What to work on:
Write out the lines between the one holding "tree-item-main.o[interactable]: ▦main.o: [18, 283, 251, 305]" and the one holding "volume-stat[interactable]: 100%: [1675, 15, 1727, 30]", inclusive, as a numbered list with blank lines omitted.

Raw records:

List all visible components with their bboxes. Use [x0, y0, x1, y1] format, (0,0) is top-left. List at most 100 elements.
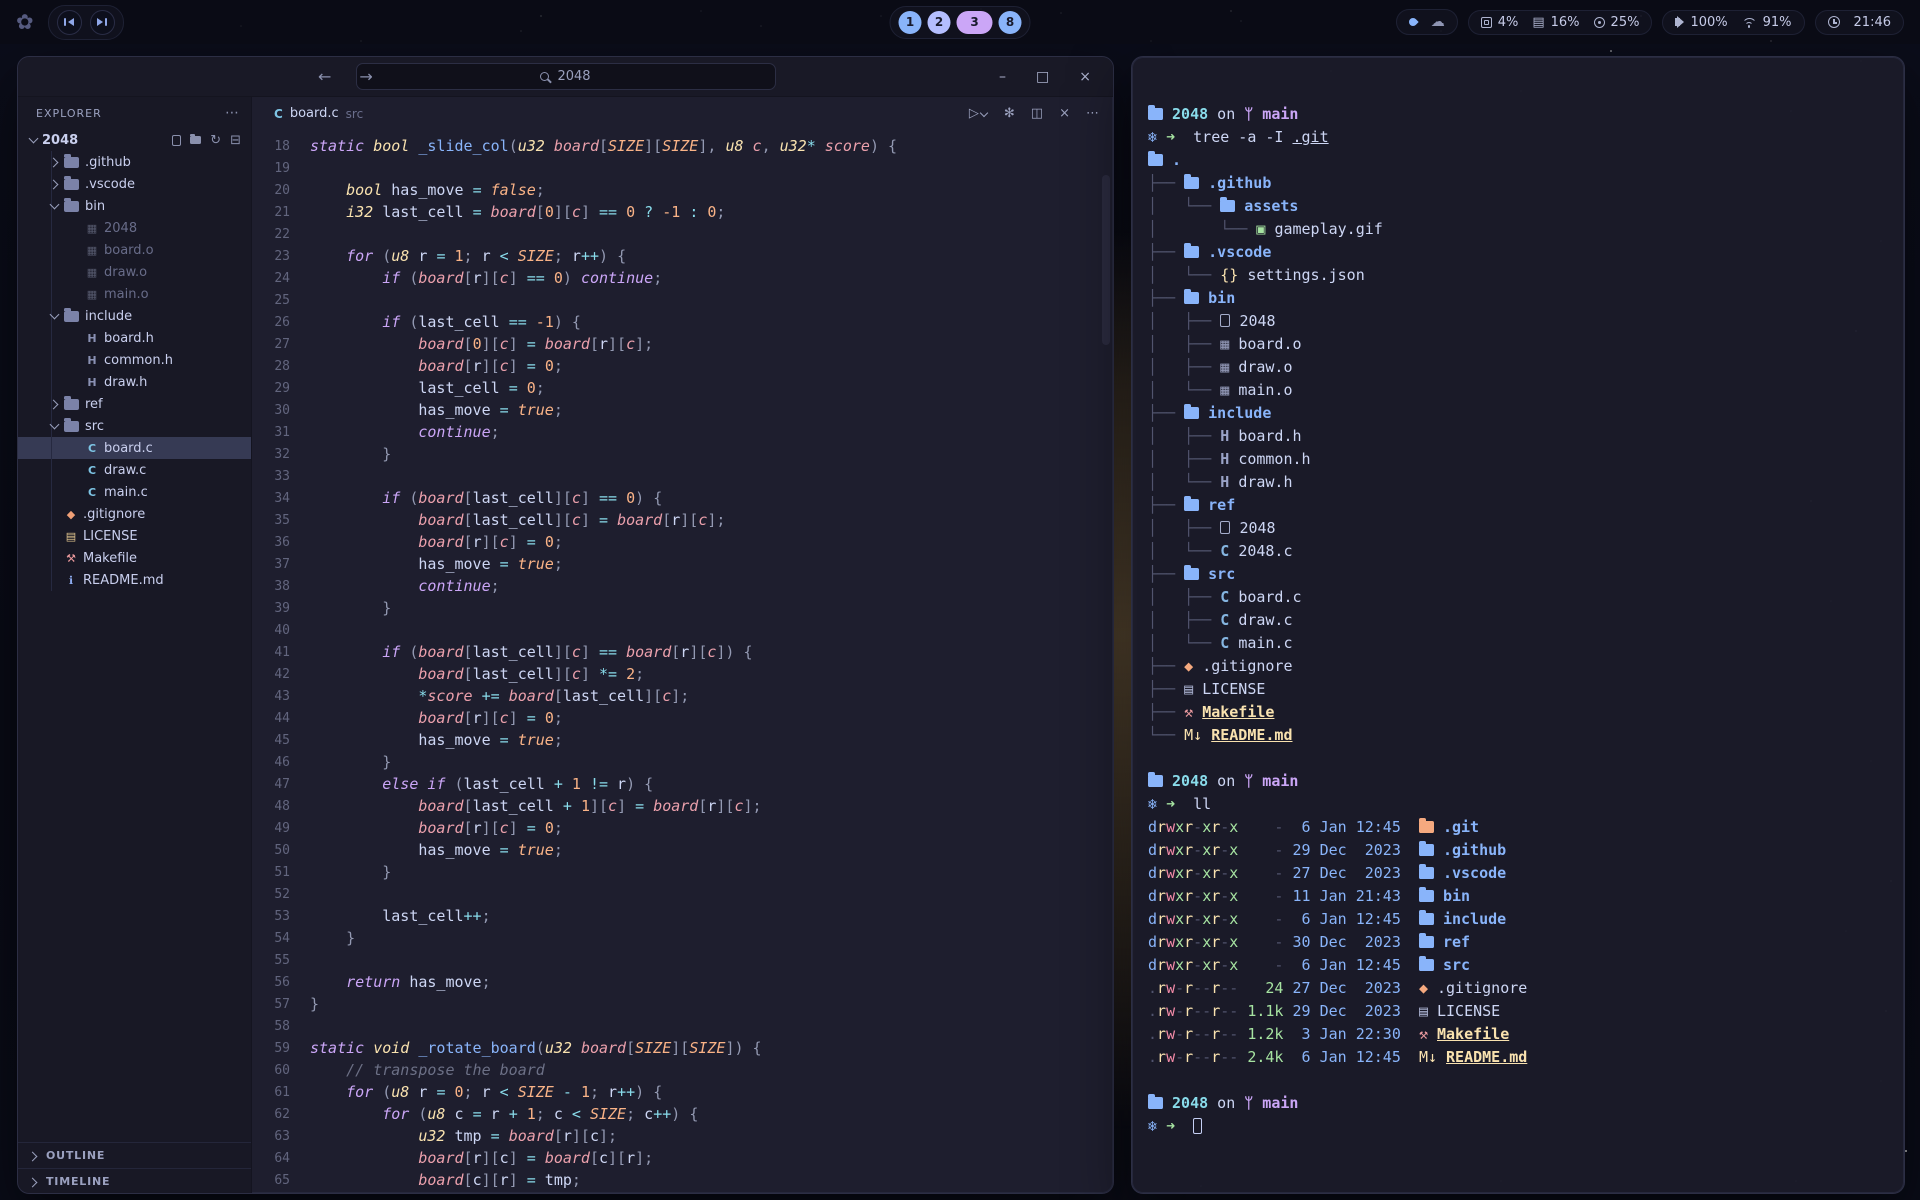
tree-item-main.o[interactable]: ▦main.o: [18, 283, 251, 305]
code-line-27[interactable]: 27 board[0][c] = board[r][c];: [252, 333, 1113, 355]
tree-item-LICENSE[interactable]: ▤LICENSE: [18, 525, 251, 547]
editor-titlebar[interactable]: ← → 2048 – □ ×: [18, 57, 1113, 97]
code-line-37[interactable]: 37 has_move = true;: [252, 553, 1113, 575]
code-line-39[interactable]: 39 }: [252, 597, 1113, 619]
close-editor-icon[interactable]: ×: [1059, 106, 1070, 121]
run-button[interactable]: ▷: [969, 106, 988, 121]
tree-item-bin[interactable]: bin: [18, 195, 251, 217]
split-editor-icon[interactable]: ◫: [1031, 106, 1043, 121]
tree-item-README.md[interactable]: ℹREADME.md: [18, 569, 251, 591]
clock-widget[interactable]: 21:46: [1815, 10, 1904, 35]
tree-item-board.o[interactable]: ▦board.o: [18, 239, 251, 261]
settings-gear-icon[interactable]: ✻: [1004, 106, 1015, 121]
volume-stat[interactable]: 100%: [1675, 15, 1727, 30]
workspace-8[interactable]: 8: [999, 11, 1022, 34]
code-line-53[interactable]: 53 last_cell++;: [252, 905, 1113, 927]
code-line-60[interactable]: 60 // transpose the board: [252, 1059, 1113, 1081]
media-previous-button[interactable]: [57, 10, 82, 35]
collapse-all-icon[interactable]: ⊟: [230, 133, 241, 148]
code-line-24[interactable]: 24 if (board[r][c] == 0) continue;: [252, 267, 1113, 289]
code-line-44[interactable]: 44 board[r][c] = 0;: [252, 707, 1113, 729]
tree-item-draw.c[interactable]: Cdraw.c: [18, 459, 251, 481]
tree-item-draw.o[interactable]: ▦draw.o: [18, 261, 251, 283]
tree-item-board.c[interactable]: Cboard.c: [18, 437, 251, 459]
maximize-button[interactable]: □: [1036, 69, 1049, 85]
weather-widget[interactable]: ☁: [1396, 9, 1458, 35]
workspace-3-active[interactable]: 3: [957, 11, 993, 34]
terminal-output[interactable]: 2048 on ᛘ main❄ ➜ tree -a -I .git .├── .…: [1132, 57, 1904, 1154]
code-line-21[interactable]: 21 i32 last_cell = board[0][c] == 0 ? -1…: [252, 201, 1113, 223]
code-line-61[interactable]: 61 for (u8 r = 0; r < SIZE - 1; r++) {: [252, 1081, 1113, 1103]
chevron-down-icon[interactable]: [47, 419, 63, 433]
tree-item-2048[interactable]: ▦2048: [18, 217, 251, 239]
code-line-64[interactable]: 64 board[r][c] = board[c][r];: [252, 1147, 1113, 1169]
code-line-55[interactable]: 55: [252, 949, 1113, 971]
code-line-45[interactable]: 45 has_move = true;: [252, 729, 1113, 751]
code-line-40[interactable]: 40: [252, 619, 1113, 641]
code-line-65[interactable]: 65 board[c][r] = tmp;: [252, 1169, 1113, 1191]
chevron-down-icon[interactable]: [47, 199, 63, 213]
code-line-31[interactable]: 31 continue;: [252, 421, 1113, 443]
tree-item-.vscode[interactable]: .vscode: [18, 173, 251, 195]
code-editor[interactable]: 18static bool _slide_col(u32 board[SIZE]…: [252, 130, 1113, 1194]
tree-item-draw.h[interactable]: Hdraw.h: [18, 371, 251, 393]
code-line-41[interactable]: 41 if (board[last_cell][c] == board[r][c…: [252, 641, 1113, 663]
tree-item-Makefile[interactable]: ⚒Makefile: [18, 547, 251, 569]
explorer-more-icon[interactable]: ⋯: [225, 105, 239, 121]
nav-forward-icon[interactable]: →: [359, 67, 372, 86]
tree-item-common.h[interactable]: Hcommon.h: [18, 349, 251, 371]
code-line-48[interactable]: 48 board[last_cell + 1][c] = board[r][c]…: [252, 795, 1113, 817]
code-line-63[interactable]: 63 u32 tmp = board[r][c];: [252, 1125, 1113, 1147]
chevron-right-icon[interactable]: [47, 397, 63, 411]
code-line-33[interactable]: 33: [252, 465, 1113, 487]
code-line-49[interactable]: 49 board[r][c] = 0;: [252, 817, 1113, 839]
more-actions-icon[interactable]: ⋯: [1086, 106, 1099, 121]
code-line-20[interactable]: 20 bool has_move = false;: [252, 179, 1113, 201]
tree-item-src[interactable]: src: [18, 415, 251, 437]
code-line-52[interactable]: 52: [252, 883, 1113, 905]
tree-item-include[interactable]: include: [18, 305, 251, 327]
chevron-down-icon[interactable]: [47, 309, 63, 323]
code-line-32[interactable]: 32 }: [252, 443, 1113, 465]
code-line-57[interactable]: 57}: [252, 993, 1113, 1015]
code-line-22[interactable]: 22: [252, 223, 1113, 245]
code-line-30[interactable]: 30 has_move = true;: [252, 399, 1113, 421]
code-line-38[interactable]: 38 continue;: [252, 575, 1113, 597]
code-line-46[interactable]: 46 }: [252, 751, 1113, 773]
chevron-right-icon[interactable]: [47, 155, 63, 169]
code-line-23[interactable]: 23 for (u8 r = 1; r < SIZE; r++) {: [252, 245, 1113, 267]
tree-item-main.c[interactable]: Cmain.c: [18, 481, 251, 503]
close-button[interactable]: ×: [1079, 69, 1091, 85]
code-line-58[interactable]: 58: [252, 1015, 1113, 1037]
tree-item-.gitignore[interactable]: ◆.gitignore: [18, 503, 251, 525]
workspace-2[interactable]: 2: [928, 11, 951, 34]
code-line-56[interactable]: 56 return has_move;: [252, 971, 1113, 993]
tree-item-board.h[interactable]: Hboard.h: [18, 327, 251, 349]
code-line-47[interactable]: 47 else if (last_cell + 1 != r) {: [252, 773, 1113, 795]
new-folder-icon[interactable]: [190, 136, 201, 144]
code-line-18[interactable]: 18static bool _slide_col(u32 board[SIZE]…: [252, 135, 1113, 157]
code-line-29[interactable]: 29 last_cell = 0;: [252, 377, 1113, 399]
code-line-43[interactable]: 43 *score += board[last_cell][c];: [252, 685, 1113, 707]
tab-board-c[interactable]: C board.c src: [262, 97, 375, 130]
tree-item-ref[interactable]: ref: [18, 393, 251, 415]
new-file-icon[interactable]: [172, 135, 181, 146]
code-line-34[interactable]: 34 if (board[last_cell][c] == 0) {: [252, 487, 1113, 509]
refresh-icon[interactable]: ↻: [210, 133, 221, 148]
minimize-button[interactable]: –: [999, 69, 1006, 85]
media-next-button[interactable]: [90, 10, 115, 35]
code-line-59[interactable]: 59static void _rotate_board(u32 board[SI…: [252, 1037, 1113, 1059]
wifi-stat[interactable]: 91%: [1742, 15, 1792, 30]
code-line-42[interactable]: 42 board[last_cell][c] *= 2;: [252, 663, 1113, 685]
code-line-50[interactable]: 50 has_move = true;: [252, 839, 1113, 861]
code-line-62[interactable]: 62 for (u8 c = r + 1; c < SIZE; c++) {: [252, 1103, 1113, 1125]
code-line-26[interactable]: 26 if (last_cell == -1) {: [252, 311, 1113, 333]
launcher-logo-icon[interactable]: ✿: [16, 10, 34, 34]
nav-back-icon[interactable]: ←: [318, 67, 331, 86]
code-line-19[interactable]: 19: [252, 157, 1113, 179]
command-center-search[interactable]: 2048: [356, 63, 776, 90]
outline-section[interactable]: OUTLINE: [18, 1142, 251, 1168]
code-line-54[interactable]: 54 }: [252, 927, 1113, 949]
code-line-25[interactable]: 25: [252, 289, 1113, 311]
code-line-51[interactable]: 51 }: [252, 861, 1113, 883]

Written response:
1. tree-item-main.o[interactable]: ▦main.o: [18, 283, 251, 305]
2. code-line-27[interactable]: 27 board[0][c] = board[r][c];: [252, 333, 1113, 355]
3. tree-item-LICENSE[interactable]: ▤LICENSE: [18, 525, 251, 547]
4. editor-titlebar[interactable]: ← → 2048 – □ ×: [18, 57, 1113, 97]
5. code-line-37[interactable]: 37 has_move = true;: [252, 553, 1113, 575]
6. code-line-39[interactable]: 39 }: [252, 597, 1113, 619]
7. close-editor-icon[interactable]: ×: [1059, 106, 1070, 121]
8. run-button[interactable]: ▷: [969, 106, 988, 121]
9. tree-item-bin[interactable]: bin: [18, 195, 251, 217]
10. split-editor-icon[interactable]: ◫: [1031, 106, 1043, 121]
11. tree-item-README.md[interactable]: ℹREADME.md: [18, 569, 251, 591]
12. clock-widget[interactable]: 21:46: [1815, 10, 1904, 35]
13. tree-item-board.o[interactable]: ▦board.o: [18, 239, 251, 261]
14. settings-gear-icon[interactable]: ✻: [1004, 106, 1015, 121]
15. volume-stat[interactable]: 100%: [1675, 15, 1727, 30]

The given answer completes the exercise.